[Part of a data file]

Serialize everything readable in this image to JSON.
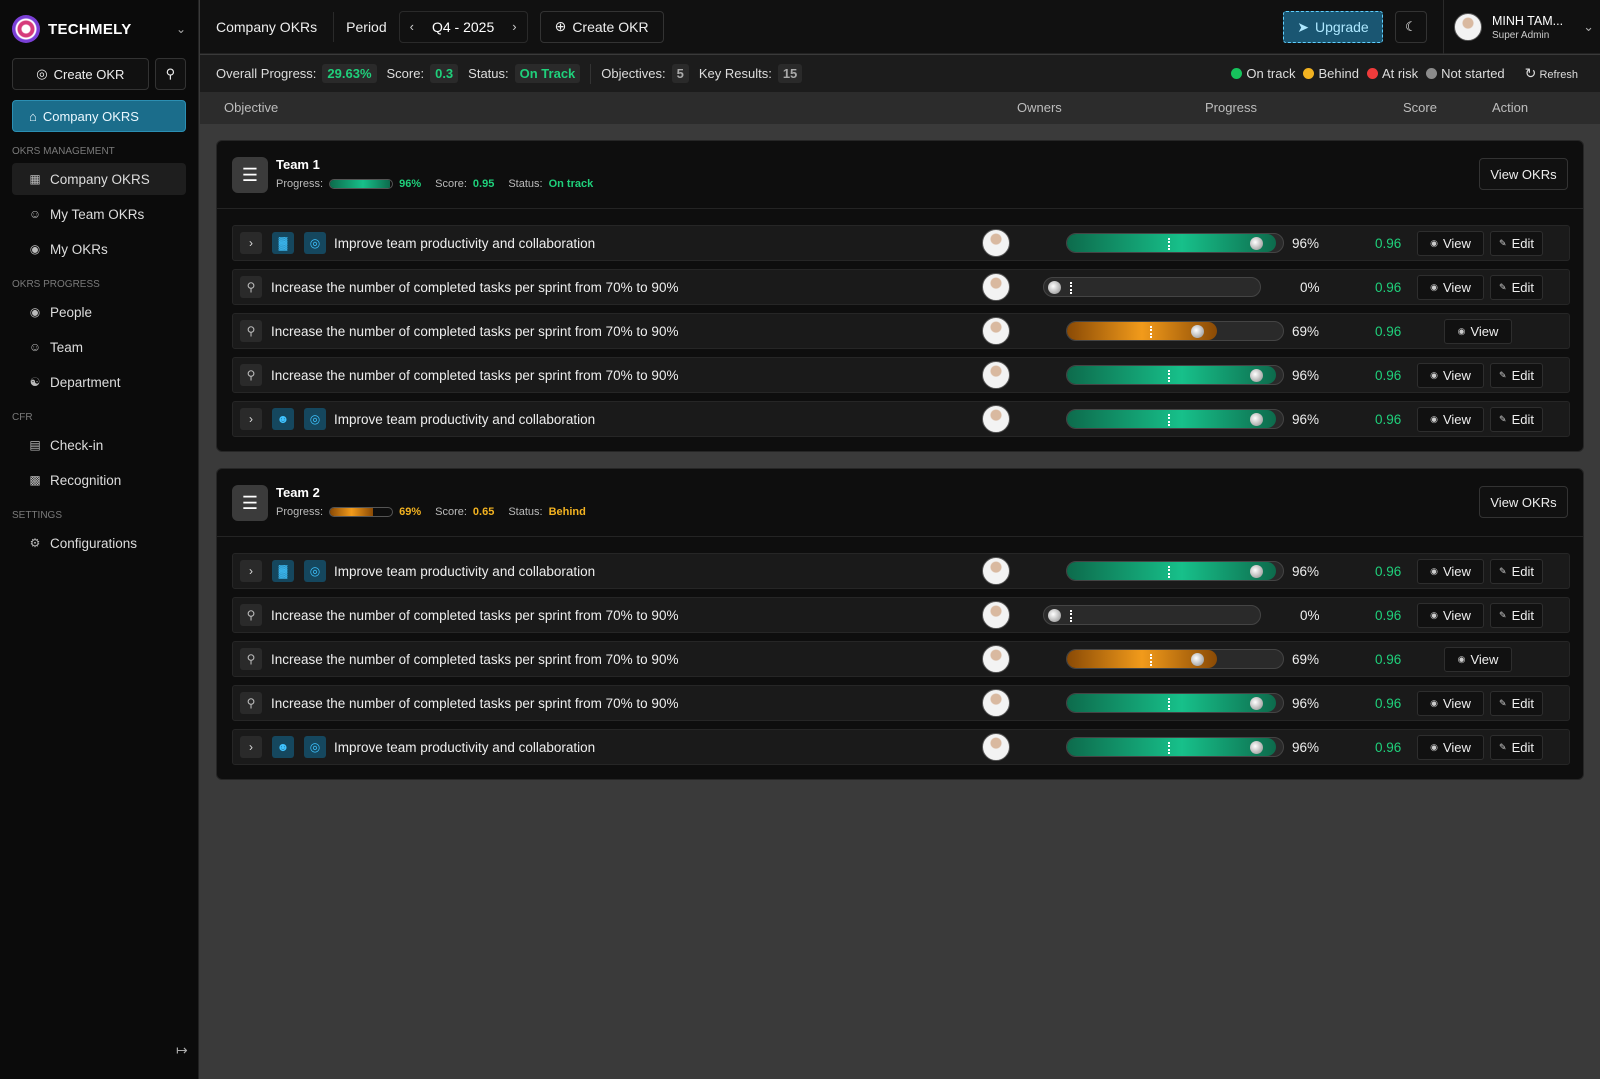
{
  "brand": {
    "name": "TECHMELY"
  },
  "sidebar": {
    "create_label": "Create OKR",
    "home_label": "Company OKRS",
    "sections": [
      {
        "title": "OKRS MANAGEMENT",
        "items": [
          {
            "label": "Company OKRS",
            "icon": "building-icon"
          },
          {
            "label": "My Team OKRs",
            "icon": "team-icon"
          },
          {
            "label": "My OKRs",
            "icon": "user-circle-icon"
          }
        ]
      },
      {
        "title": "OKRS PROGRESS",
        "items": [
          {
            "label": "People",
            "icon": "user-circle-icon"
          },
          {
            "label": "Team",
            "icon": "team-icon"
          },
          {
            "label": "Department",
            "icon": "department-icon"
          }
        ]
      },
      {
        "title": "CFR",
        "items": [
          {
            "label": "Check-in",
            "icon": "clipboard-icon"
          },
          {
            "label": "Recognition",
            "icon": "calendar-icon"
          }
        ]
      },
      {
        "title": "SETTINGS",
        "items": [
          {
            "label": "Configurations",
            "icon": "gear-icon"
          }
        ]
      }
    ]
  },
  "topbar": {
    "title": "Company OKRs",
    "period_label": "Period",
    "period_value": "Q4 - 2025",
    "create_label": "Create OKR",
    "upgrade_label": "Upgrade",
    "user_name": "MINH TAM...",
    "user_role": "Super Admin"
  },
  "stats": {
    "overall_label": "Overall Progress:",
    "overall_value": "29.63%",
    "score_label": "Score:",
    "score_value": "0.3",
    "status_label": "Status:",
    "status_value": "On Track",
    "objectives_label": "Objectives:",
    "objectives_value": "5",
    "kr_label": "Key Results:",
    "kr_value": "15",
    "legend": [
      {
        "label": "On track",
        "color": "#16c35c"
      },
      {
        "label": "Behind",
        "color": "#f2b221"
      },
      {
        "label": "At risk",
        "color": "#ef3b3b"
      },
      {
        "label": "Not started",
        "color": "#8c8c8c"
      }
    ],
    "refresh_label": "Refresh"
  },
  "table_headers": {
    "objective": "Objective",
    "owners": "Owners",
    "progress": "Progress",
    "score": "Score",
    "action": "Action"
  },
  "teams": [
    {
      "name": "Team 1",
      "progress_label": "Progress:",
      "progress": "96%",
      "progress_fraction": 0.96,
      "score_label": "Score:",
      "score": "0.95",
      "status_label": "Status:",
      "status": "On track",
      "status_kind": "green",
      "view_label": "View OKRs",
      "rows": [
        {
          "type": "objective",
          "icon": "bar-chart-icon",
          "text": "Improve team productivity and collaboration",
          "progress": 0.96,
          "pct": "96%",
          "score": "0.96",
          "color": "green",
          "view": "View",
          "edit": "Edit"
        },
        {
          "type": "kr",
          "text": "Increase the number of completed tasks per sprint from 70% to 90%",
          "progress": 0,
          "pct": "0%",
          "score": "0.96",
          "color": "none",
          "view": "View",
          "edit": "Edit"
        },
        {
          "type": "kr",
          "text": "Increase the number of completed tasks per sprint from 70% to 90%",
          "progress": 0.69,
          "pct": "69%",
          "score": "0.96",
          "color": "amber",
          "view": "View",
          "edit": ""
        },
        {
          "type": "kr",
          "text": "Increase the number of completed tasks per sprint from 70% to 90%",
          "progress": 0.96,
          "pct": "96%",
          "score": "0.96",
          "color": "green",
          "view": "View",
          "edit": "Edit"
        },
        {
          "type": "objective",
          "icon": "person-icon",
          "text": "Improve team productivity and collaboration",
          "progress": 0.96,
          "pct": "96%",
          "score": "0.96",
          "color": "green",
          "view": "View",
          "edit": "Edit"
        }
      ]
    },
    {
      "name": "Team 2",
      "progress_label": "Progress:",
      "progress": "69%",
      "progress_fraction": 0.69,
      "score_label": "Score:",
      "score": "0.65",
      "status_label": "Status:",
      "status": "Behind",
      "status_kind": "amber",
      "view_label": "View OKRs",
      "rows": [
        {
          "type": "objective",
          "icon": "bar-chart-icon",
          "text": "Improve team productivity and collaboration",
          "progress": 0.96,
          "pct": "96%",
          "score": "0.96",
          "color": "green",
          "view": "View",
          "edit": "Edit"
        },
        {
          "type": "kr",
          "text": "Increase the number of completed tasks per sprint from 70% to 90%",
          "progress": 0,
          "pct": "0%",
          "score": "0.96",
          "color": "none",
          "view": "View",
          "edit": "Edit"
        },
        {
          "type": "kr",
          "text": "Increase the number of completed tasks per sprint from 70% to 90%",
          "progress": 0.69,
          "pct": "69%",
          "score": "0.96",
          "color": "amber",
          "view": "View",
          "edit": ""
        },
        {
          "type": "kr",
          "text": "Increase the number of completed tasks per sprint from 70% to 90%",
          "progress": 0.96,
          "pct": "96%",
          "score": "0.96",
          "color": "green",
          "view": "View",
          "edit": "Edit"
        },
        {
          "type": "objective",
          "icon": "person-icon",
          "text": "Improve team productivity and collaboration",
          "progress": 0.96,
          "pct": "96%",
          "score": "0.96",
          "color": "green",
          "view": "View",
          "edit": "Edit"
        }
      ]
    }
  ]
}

---

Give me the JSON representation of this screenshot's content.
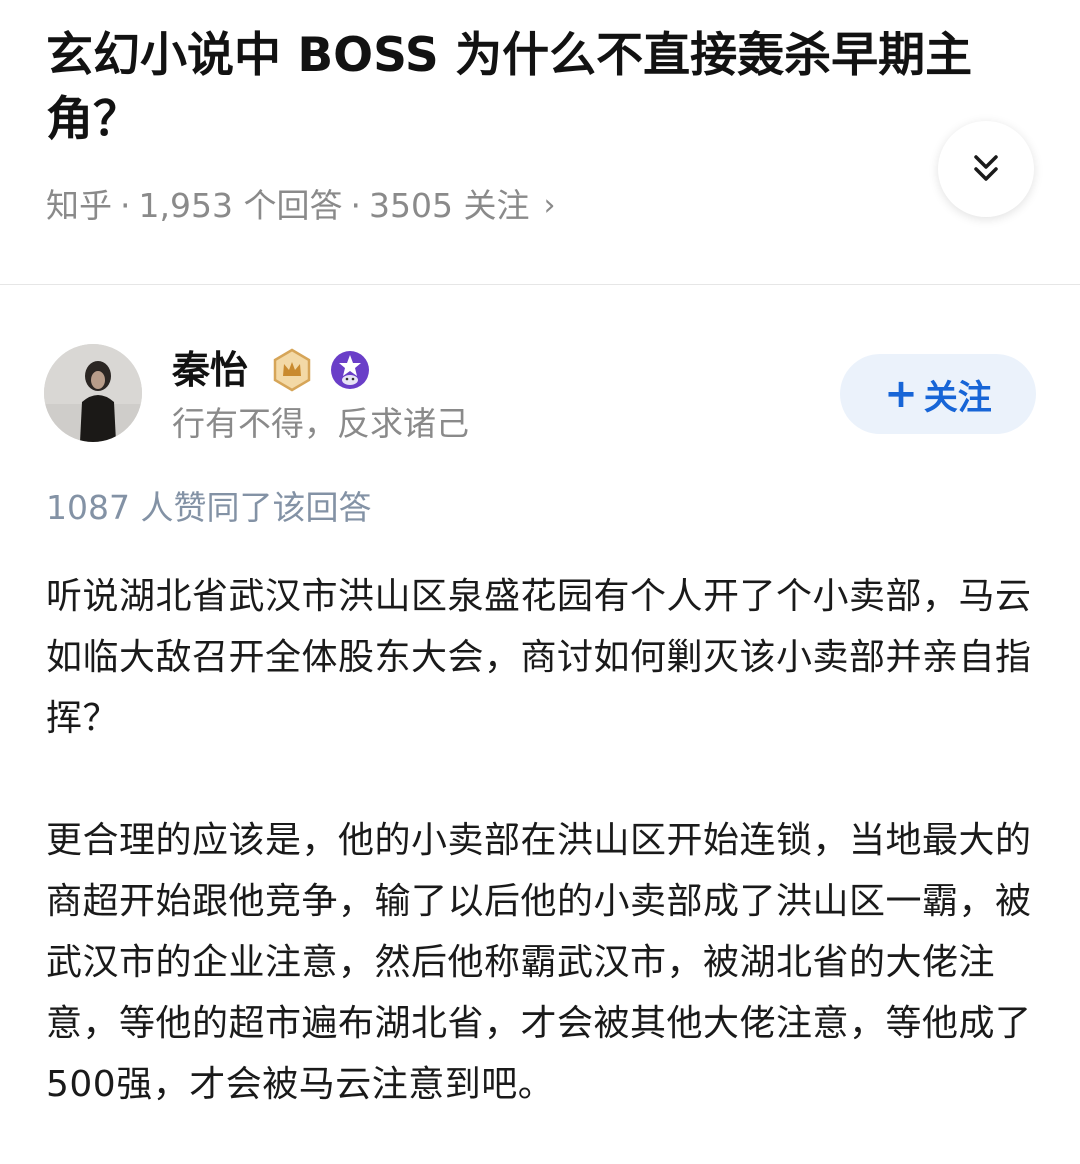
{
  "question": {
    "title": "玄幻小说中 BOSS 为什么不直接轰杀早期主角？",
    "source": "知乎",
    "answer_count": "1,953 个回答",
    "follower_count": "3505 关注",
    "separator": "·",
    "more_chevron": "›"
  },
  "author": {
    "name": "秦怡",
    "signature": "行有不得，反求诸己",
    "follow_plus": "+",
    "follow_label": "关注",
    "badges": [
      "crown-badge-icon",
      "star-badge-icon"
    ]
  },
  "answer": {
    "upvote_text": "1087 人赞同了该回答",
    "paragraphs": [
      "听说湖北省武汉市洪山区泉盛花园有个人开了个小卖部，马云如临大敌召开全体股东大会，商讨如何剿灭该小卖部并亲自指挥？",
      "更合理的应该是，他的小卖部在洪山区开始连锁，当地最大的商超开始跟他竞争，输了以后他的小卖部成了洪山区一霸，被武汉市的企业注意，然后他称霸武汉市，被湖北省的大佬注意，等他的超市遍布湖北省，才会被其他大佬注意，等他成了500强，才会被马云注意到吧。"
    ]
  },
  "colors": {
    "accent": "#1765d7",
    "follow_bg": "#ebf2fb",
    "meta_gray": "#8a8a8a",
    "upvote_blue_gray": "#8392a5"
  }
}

THE REQUEST ▸
Search the data above for the string "this" and copy each line that has it.

FULL RESPONSE ▸
Serialize everything readable in this image to JSON.
Give me the JSON representation of this screenshot's content.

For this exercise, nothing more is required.